_Task directions_:
Filter these entries, keeping only lines that hold the word "поликлиниках".

(Data items)
— BEGIN —
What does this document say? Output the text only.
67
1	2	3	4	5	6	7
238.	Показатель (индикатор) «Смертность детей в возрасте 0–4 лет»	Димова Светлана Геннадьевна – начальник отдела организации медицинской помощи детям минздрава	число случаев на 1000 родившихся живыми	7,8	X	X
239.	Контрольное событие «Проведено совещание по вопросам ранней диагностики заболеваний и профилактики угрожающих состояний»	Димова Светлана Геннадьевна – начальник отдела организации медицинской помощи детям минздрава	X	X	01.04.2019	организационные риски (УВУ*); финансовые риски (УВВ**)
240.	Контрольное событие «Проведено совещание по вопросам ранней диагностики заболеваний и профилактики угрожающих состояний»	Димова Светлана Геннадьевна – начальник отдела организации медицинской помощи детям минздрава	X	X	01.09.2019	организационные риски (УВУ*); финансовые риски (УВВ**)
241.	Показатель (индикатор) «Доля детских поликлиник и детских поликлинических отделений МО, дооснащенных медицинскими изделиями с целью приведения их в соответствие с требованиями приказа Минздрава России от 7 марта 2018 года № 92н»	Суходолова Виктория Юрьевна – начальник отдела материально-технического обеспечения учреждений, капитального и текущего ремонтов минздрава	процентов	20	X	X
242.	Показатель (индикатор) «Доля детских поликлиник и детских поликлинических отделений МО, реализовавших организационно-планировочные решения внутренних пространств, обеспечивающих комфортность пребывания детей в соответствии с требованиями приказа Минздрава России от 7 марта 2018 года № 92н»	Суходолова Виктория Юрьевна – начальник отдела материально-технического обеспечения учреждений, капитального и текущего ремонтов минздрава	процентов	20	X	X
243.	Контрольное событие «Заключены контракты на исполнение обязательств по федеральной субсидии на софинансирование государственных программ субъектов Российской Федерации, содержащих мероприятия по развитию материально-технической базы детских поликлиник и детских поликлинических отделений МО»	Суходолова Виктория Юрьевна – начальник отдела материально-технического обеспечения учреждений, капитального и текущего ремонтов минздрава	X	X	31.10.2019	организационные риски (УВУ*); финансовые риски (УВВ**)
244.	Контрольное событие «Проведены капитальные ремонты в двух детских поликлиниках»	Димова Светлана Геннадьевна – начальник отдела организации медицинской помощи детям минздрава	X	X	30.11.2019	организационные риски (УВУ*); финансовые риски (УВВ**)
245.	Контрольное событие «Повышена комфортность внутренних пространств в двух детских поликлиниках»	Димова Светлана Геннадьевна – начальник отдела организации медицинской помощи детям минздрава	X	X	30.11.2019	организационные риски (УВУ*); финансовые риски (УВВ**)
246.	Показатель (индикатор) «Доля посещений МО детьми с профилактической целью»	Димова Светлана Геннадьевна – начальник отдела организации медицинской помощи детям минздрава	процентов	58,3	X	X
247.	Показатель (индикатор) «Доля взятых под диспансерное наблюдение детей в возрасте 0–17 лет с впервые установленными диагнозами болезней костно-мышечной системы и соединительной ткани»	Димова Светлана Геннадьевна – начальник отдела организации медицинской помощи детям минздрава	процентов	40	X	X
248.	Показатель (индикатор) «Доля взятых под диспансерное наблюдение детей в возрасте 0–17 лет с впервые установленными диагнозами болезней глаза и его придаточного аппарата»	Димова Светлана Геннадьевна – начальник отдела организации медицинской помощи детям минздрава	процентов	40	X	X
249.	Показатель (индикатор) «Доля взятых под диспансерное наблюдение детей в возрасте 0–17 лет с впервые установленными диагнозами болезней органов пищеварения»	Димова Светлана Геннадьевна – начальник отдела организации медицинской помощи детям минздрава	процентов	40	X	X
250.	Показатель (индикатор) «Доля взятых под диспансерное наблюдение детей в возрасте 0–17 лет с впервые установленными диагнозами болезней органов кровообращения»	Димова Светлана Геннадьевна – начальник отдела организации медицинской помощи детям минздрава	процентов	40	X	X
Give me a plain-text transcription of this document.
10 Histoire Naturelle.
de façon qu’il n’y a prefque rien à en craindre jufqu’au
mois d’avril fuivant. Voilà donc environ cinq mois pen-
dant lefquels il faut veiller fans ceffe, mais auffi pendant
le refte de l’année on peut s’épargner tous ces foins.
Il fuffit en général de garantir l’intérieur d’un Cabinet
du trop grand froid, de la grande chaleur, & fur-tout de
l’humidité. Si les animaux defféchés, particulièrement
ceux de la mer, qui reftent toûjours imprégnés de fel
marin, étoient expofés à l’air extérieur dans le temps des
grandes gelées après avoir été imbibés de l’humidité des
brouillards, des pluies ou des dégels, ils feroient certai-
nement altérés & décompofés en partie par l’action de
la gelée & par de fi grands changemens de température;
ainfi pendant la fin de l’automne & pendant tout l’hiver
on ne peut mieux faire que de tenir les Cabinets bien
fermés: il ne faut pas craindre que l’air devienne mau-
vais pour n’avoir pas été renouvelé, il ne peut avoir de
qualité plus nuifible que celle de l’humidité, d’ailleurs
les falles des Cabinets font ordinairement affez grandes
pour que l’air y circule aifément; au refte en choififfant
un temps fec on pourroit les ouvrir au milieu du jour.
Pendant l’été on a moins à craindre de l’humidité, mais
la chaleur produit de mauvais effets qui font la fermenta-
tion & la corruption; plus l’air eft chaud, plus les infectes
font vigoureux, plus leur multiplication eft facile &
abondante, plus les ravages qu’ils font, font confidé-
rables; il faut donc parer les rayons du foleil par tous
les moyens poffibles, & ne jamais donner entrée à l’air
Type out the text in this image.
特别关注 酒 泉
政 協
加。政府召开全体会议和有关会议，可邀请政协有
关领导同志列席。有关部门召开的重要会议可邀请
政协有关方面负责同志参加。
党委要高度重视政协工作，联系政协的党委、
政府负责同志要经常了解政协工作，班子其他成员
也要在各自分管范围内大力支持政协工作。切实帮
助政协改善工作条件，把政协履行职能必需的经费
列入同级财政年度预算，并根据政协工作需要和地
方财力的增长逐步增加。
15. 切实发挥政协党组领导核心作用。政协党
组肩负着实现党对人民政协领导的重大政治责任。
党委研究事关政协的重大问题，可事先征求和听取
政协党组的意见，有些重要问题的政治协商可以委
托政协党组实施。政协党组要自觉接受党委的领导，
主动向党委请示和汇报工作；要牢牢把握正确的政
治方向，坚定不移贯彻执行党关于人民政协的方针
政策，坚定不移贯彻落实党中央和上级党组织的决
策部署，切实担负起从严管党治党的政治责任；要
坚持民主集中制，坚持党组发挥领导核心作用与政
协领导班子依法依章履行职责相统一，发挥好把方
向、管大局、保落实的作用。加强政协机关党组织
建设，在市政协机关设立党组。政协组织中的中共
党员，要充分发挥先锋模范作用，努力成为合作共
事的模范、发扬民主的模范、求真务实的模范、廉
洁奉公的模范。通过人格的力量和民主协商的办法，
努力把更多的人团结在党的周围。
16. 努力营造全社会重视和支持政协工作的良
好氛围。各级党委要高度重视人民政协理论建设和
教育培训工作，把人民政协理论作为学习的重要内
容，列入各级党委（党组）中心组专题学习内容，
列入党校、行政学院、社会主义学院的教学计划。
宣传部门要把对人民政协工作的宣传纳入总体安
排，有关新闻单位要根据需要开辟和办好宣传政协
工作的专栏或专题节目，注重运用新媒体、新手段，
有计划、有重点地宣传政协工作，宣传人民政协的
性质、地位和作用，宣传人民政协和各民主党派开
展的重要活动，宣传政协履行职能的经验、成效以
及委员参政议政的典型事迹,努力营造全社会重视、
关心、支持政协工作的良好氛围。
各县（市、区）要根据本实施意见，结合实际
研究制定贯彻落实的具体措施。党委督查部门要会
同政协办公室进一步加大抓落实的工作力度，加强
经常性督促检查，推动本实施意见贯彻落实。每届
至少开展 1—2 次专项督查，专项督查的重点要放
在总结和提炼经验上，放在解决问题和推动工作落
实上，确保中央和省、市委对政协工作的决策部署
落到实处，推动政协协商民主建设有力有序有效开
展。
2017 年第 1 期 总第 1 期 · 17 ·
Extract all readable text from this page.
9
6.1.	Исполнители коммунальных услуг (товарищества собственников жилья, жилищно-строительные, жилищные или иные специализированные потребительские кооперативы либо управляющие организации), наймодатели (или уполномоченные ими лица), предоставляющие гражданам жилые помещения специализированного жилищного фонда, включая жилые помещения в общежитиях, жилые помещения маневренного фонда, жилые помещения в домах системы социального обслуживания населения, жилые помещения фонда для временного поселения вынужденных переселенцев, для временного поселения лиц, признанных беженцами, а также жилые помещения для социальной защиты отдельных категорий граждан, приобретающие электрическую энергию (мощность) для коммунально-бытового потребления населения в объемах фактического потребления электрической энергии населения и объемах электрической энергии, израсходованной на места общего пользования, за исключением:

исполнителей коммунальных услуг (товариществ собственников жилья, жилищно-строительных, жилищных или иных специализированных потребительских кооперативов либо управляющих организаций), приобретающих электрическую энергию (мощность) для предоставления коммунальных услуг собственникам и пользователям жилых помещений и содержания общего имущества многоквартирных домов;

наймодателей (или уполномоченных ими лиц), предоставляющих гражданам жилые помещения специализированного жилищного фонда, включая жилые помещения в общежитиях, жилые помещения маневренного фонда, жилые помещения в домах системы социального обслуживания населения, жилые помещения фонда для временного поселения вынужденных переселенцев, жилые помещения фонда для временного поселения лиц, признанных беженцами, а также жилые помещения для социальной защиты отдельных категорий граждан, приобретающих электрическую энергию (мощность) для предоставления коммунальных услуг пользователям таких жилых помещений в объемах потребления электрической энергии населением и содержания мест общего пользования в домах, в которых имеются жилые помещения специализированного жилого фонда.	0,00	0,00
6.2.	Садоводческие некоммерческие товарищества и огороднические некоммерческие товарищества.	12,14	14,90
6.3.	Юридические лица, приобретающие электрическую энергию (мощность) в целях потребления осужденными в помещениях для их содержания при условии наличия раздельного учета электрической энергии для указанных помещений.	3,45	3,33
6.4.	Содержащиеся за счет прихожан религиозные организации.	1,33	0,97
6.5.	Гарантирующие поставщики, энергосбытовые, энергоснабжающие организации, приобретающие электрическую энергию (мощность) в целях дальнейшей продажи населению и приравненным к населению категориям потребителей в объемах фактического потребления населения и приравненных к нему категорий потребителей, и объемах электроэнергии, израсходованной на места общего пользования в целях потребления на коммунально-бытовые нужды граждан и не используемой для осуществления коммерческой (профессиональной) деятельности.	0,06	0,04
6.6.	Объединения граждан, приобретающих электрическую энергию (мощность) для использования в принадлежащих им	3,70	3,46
— END —
_Solved exercise_:
244.	Контрольное событие «Проведены капитальные ремонты в двух детских поликлиниках»	Димова Светлана Геннадьевна – начальник отдела организации медицинской помощи детям минздрава	X	X	30.11.2019	организационные риски (УВУ*); финансовые риски (УВВ**)
245.	Контрольное событие «Повышена комфортность внутренних пространств в двух детских поликлиниках»	Димова Светлана Геннадьевна – начальник отдела организации медицинской помощи детям минздрава	X	X	30.11.2019	организационные риски (УВУ*); финансовые риски (УВВ**)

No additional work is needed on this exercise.